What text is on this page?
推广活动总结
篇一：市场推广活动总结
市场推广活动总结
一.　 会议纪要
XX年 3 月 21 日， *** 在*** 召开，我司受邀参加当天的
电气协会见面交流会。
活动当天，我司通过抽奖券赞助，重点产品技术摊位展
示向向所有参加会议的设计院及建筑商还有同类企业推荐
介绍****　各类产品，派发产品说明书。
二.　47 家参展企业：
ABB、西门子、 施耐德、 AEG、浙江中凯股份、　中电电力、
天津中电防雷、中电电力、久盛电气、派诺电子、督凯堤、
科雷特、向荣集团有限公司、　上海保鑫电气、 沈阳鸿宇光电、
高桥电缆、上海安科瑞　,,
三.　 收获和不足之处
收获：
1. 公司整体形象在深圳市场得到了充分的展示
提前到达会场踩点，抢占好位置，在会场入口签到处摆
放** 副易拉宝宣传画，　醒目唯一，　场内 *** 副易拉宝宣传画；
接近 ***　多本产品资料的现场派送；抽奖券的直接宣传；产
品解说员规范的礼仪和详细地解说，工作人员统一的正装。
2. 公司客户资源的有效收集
....
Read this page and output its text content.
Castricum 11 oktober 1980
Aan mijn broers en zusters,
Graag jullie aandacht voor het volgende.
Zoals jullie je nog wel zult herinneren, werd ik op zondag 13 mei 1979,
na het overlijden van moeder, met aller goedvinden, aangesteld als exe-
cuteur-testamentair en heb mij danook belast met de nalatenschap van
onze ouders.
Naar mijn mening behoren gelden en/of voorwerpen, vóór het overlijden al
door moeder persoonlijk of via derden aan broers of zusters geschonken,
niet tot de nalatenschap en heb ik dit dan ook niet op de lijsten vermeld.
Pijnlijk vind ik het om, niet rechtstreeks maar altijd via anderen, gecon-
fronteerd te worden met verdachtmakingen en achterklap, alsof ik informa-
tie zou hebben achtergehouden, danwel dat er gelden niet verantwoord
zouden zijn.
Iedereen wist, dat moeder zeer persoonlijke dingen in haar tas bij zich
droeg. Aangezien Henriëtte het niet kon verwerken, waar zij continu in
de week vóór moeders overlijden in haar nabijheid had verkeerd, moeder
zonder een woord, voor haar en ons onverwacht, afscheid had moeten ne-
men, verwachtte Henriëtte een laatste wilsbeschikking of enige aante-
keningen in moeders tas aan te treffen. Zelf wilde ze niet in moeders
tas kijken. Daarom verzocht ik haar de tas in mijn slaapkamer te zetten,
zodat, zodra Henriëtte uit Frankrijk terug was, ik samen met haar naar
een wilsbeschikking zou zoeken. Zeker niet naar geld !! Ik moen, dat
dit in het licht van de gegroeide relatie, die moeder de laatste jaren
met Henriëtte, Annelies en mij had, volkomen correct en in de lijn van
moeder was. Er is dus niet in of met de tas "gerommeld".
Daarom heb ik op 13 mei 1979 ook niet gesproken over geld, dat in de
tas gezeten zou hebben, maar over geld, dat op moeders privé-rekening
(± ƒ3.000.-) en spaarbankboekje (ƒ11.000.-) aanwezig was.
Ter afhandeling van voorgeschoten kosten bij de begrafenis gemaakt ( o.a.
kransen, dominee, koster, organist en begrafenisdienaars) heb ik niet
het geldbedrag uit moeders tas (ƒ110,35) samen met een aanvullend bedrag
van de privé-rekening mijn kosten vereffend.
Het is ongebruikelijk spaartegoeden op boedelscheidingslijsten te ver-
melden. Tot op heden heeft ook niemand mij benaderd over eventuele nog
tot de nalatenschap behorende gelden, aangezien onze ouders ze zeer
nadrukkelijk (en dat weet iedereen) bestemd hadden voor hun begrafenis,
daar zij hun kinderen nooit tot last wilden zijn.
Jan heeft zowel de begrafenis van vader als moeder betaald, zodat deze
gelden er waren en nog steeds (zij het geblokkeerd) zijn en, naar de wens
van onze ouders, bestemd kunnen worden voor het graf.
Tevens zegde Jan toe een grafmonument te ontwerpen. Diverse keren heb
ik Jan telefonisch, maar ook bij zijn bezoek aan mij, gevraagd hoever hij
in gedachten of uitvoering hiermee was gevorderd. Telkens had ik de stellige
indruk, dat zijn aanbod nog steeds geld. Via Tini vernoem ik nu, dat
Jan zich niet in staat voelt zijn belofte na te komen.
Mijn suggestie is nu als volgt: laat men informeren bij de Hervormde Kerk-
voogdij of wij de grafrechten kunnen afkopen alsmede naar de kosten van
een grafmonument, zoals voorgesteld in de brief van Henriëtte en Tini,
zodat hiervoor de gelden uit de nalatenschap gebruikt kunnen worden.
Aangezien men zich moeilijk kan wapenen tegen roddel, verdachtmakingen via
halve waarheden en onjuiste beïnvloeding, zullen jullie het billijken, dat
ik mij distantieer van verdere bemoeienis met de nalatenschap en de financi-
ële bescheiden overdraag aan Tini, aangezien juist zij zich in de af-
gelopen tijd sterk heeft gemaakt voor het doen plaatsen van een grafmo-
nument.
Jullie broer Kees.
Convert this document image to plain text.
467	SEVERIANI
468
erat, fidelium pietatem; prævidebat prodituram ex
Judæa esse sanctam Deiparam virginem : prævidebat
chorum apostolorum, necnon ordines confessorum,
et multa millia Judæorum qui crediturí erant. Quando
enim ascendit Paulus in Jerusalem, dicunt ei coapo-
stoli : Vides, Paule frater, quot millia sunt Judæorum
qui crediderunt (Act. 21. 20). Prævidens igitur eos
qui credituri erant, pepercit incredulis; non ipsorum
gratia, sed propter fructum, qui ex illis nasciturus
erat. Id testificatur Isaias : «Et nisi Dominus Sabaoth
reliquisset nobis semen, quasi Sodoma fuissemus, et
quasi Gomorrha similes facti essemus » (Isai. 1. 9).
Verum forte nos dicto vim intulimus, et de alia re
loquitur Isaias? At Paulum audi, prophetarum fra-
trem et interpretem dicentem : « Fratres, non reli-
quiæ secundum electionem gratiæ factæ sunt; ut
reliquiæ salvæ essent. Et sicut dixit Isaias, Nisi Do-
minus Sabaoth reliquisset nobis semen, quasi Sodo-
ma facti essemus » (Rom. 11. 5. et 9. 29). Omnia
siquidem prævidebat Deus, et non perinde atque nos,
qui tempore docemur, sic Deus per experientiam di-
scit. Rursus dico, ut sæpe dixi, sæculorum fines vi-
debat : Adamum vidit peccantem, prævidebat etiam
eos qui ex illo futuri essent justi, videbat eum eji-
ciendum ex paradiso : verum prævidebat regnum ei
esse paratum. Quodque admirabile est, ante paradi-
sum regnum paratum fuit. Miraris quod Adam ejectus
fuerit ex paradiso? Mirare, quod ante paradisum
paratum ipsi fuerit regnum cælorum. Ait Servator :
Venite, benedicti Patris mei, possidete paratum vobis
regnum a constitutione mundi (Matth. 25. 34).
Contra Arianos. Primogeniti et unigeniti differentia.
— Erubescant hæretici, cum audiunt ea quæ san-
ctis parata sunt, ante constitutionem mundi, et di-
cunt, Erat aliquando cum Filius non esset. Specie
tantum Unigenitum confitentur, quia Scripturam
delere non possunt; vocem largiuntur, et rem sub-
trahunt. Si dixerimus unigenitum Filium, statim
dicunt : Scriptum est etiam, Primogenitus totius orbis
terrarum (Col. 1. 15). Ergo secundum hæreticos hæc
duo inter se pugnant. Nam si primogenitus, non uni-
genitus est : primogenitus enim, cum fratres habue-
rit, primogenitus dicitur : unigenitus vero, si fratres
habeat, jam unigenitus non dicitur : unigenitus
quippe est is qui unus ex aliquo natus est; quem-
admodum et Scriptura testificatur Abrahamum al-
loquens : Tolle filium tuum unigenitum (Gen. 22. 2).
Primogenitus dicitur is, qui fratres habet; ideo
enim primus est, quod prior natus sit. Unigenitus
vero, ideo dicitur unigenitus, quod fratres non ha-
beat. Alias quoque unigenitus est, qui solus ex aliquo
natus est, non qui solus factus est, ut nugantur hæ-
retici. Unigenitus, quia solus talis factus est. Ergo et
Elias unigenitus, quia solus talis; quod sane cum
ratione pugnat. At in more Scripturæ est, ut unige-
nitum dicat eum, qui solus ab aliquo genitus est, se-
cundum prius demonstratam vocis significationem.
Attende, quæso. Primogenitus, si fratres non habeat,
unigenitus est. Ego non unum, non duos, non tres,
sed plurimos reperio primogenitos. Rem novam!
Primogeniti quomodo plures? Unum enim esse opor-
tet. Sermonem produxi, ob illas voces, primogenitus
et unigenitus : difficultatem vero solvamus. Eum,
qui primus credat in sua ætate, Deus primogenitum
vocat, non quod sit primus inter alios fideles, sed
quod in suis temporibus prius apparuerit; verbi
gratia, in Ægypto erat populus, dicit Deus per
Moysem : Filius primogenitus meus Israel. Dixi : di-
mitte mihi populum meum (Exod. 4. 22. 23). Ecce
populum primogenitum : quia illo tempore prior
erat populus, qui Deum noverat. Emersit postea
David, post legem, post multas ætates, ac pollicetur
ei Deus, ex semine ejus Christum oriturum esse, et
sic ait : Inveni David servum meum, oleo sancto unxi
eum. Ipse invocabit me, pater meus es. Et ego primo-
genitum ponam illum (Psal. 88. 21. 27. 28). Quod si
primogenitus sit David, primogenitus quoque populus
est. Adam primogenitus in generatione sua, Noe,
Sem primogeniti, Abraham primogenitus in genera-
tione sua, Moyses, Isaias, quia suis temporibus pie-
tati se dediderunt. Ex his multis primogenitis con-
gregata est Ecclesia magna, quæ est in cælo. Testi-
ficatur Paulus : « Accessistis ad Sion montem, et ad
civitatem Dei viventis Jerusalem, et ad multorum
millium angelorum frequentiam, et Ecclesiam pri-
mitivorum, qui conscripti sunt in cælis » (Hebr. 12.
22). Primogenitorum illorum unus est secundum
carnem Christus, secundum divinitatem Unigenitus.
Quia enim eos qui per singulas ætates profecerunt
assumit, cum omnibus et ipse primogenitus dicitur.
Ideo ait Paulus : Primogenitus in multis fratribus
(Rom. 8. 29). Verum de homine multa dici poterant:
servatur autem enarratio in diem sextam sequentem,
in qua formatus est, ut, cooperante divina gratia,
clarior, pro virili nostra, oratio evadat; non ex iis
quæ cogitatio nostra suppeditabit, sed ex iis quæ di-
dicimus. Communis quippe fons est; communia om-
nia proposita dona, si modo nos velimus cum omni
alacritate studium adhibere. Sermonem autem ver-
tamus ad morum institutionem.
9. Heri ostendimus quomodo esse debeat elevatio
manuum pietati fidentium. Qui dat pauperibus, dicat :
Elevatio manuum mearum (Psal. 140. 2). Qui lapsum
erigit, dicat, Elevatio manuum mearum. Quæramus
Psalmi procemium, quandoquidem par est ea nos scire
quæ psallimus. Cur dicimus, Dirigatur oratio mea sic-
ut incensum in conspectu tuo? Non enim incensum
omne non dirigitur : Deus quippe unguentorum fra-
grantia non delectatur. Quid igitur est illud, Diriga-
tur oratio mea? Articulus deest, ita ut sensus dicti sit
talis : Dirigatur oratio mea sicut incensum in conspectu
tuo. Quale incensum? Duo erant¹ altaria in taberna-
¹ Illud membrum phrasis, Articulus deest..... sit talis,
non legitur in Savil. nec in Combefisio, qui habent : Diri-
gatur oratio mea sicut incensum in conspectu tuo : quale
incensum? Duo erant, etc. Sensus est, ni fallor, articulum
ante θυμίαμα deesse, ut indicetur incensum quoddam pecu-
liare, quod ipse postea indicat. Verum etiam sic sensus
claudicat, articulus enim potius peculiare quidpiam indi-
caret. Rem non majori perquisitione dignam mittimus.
....
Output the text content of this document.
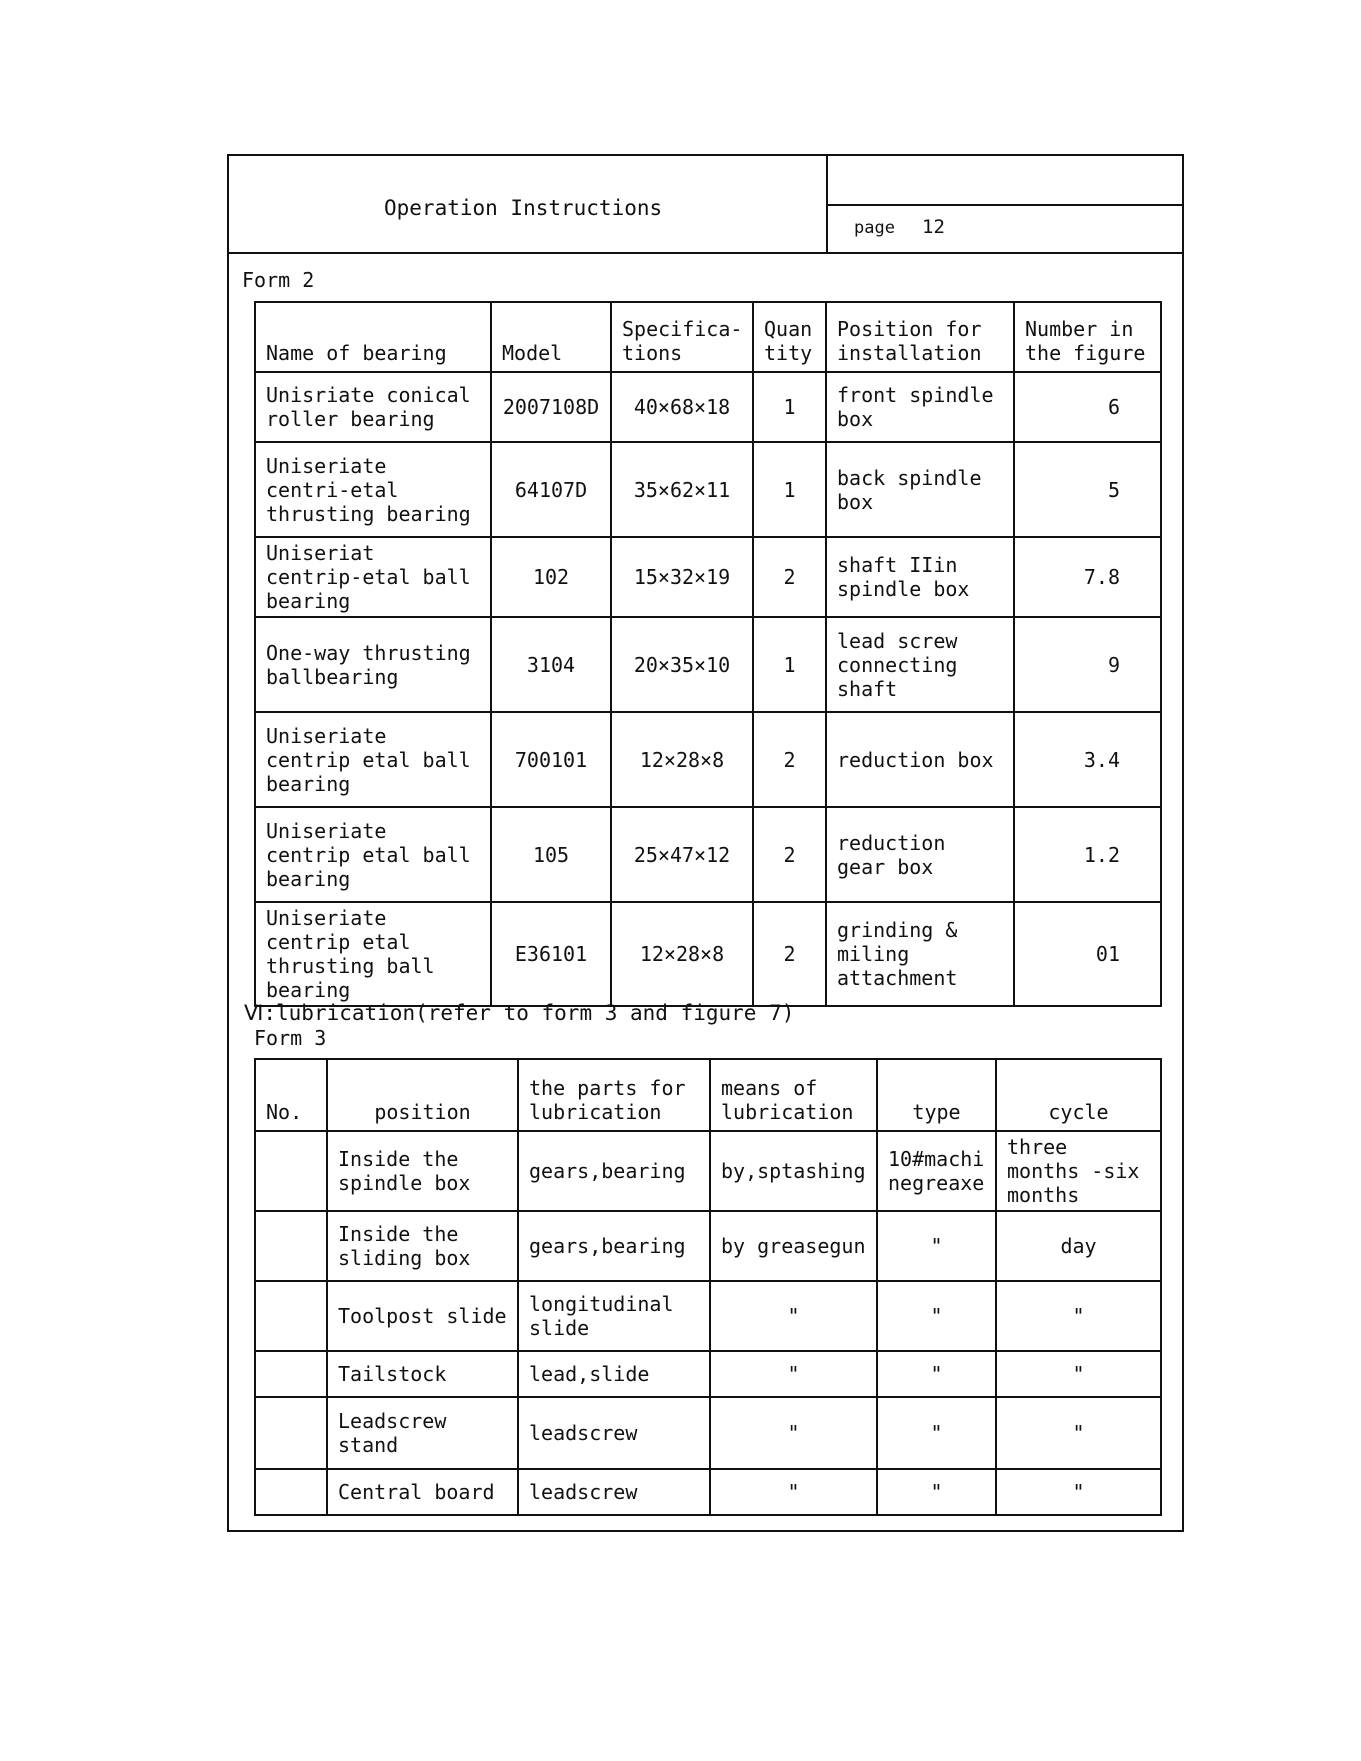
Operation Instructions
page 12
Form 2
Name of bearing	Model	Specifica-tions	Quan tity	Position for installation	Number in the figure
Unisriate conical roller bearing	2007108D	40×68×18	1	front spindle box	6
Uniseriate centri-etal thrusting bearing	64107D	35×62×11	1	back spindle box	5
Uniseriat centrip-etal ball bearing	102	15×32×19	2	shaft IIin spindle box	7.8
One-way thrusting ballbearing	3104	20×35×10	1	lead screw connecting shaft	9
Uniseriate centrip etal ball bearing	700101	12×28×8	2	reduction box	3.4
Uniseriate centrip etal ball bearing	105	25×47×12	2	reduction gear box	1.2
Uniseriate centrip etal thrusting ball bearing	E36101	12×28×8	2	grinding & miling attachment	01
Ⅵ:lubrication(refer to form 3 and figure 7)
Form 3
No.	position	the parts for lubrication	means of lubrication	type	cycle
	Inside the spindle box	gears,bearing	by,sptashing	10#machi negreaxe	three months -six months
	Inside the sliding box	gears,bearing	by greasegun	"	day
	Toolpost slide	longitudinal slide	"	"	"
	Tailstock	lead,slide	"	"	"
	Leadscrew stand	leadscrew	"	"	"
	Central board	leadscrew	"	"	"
....
## What needs to be done:
From the material above, gather all lines that include the string "autem" and copy them.

## Output of the exercise:
servatur autem enarratio in diem sextam sequentem,
alacritate studium adhibere. Sermonem autem ver-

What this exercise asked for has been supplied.